--- BEGIN ---

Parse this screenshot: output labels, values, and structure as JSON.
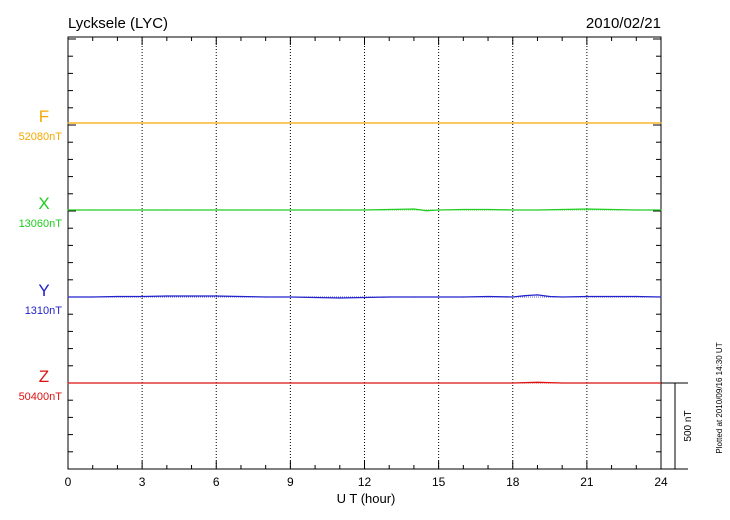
{
  "chart_data": {
    "type": "line",
    "title": "Lycksele (LYC)",
    "date": "2010/02/21",
    "xlabel": "U T (hour)",
    "xlim": [
      0,
      24
    ],
    "xticks": [
      "0",
      "3",
      "6",
      "9",
      "12",
      "15",
      "18",
      "21",
      "24"
    ],
    "grid": "vertical dotted lines every 3 hours",
    "scale_bar_label": "500 nT",
    "plotted_note": "Plotted at 2010/09/16 14:30 UT",
    "series": [
      {
        "name": "F",
        "baseline_label": "52080nT",
        "color": "#f5a800",
        "x": [
          0,
          3,
          6,
          9,
          12,
          15,
          18,
          21,
          24
        ],
        "values": [
          0,
          0,
          0,
          0,
          0,
          0,
          0,
          0,
          0
        ]
      },
      {
        "name": "X",
        "baseline_label": "13060nT",
        "color": "#22cc22",
        "x": [
          0,
          1,
          2,
          3,
          4,
          5,
          6,
          7,
          8,
          9,
          10,
          11,
          12,
          13,
          14,
          14.5,
          15,
          16,
          17,
          18,
          19,
          20,
          21,
          22,
          23,
          24
        ],
        "values": [
          0,
          0,
          0,
          0,
          0,
          0,
          0,
          0,
          0,
          0,
          0,
          0,
          0,
          3,
          6,
          -4,
          0,
          3,
          3,
          0,
          0,
          3,
          6,
          3,
          0,
          0
        ]
      },
      {
        "name": "Y",
        "baseline_label": "1310nT",
        "color": "#2222cc",
        "x": [
          0,
          1,
          2,
          3,
          4,
          5,
          6,
          7,
          8,
          9,
          10,
          11,
          12,
          13,
          14,
          15,
          16,
          17,
          18,
          18.5,
          19,
          19.5,
          20,
          21,
          22,
          23,
          24
        ],
        "values": [
          0,
          0,
          3,
          3,
          6,
          6,
          6,
          3,
          0,
          0,
          -3,
          -6,
          -3,
          0,
          0,
          0,
          0,
          3,
          0,
          8,
          12,
          3,
          0,
          3,
          3,
          3,
          0
        ]
      },
      {
        "name": "Z",
        "baseline_label": "50400nT",
        "color": "#dd1111",
        "x": [
          0,
          3,
          6,
          9,
          12,
          15,
          18,
          19,
          20,
          21,
          24
        ],
        "values": [
          0,
          0,
          0,
          0,
          0,
          0,
          0,
          4,
          0,
          0,
          0
        ]
      }
    ]
  }
}
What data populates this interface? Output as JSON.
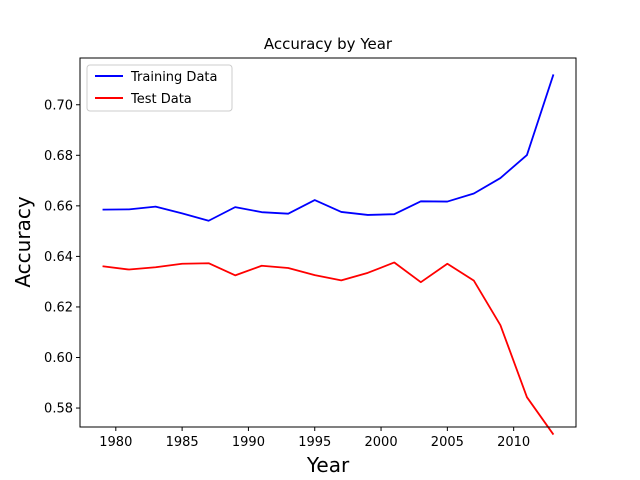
{
  "chart_data": {
    "type": "line",
    "title": "Accuracy by Year",
    "xlabel": "Year",
    "ylabel": "Accuracy",
    "xlim": [
      1977.3,
      2014.7
    ],
    "ylim": [
      0.5725,
      0.7185
    ],
    "x_ticks": [
      "1980",
      "1985",
      "1990",
      "1995",
      "2000",
      "2005",
      "2010"
    ],
    "y_ticks": [
      "0.58",
      "0.60",
      "0.62",
      "0.64",
      "0.66",
      "0.68",
      "0.70"
    ],
    "grid": false,
    "legend_position": "upper-left",
    "x": [
      1979,
      1981,
      1983,
      1985,
      1987,
      1989,
      1991,
      1993,
      1995,
      1997,
      1999,
      2001,
      2003,
      2005,
      2007,
      2009,
      2011,
      2013
    ],
    "series": [
      {
        "name": "Training Data",
        "color": "#0000ff",
        "values": [
          0.6585,
          0.6586,
          0.6597,
          0.657,
          0.6541,
          0.6595,
          0.6575,
          0.6569,
          0.6623,
          0.6576,
          0.6564,
          0.6567,
          0.6618,
          0.6617,
          0.6649,
          0.671,
          0.6801,
          0.712
        ]
      },
      {
        "name": "Test Data",
        "color": "#ff0000",
        "values": [
          0.6361,
          0.6348,
          0.6357,
          0.6371,
          0.6373,
          0.6325,
          0.6363,
          0.6354,
          0.6326,
          0.6305,
          0.6335,
          0.6376,
          0.6298,
          0.6371,
          0.6304,
          0.6128,
          0.5843,
          0.5695
        ]
      }
    ]
  }
}
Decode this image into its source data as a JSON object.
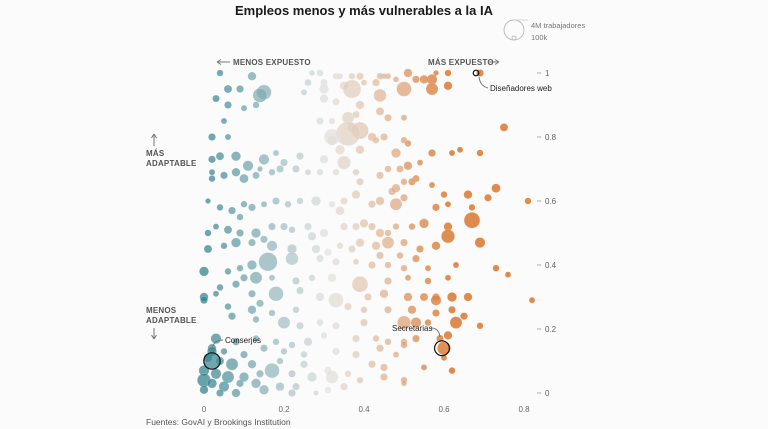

--- END ---

-- REQUEST --
Repeat each entry exactly. Pictures do not belong in the copy.

-- TASK RESPONSE --
Parse this screenshot: output labels, values, and structure as JSON.
{
  "chart_data": {
    "type": "line",
    "title": "Lycksele (LYC)",
    "date": "2010/02/21",
    "xlabel": "U T (hour)",
    "xlim": [
      0,
      24
    ],
    "xticks": [
      "0",
      "3",
      "6",
      "9",
      "12",
      "15",
      "18",
      "21",
      "24"
    ],
    "grid": "vertical dotted lines every 3 hours",
    "scale_bar_label": "500 nT",
    "plotted_note": "Plotted at 2010/09/16 14:30 UT",
    "series": [
      {
        "name": "F",
        "baseline_label": "52080nT",
        "color": "#f5a800",
        "x": [
          0,
          3,
          6,
          9,
          12,
          15,
          18,
          21,
          24
        ],
        "values": [
          0,
          0,
          0,
          0,
          0,
          0,
          0,
          0,
          0
        ]
      },
      {
        "name": "X",
        "baseline_label": "13060nT",
        "color": "#22cc22",
        "x": [
          0,
          1,
          2,
          3,
          4,
          5,
          6,
          7,
          8,
          9,
          10,
          11,
          12,
          13,
          14,
          14.5,
          15,
          16,
          17,
          18,
          19,
          20,
          21,
          22,
          23,
          24
        ],
        "values": [
          0,
          0,
          0,
          0,
          0,
          0,
          0,
          0,
          0,
          0,
          0,
          0,
          0,
          3,
          6,
          -4,
          0,
          3,
          3,
          0,
          0,
          3,
          6,
          3,
          0,
          0
        ]
      },
      {
        "name": "Y",
        "baseline_label": "1310nT",
        "color": "#2222cc",
        "x": [
          0,
          1,
          2,
          3,
          4,
          5,
          6,
          7,
          8,
          9,
          10,
          11,
          12,
          13,
          14,
          15,
          16,
          17,
          18,
          18.5,
          19,
          19.5,
          20,
          21,
          22,
          23,
          24
        ],
        "values": [
          0,
          0,
          3,
          3,
          6,
          6,
          6,
          3,
          0,
          0,
          -3,
          -6,
          -3,
          0,
          0,
          0,
          0,
          3,
          0,
          8,
          12,
          3,
          0,
          3,
          3,
          3,
          0
        ]
      },
      {
        "name": "Z",
        "baseline_label": "50400nT",
        "color": "#dd1111",
        "x": [
          0,
          3,
          6,
          9,
          12,
          15,
          18,
          19,
          20,
          21,
          24
        ],
        "values": [
          0,
          0,
          0,
          0,
          0,
          0,
          0,
          4,
          0,
          0,
          0
        ]
      }
    ]
  }
}
What data populates this interface? Output as JSON.
{
  "chart_data": {
    "type": "line",
    "title": "Accuracy by Year",
    "xlabel": "Year",
    "ylabel": "Accuracy",
    "xlim": [
      1977.3,
      2014.7
    ],
    "ylim": [
      0.5725,
      0.7185
    ],
    "x_ticks": [
      "1980",
      "1985",
      "1990",
      "1995",
      "2000",
      "2005",
      "2010"
    ],
    "y_ticks": [
      "0.58",
      "0.60",
      "0.62",
      "0.64",
      "0.66",
      "0.68",
      "0.70"
    ],
    "grid": false,
    "legend_position": "upper-left",
    "x": [
      1979,
      1981,
      1983,
      1985,
      1987,
      1989,
      1991,
      1993,
      1995,
      1997,
      1999,
      2001,
      2003,
      2005,
      2007,
      2009,
      2011,
      2013
    ],
    "series": [
      {
        "name": "Training Data",
        "color": "#0000ff",
        "values": [
          0.6585,
          0.6586,
          0.6597,
          0.657,
          0.6541,
          0.6595,
          0.6575,
          0.6569,
          0.6623,
          0.6576,
          0.6564,
          0.6567,
          0.6618,
          0.6617,
          0.6649,
          0.671,
          0.6801,
          0.712
        ]
      },
      {
        "name": "Test Data",
        "color": "#ff0000",
        "values": [
          0.6361,
          0.6348,
          0.6357,
          0.6371,
          0.6373,
          0.6325,
          0.6363,
          0.6354,
          0.6326,
          0.6305,
          0.6335,
          0.6376,
          0.6298,
          0.6371,
          0.6304,
          0.6128,
          0.5843,
          0.5695
        ]
      }
    ]
  }
}
Decode this image into its source data as a JSON object.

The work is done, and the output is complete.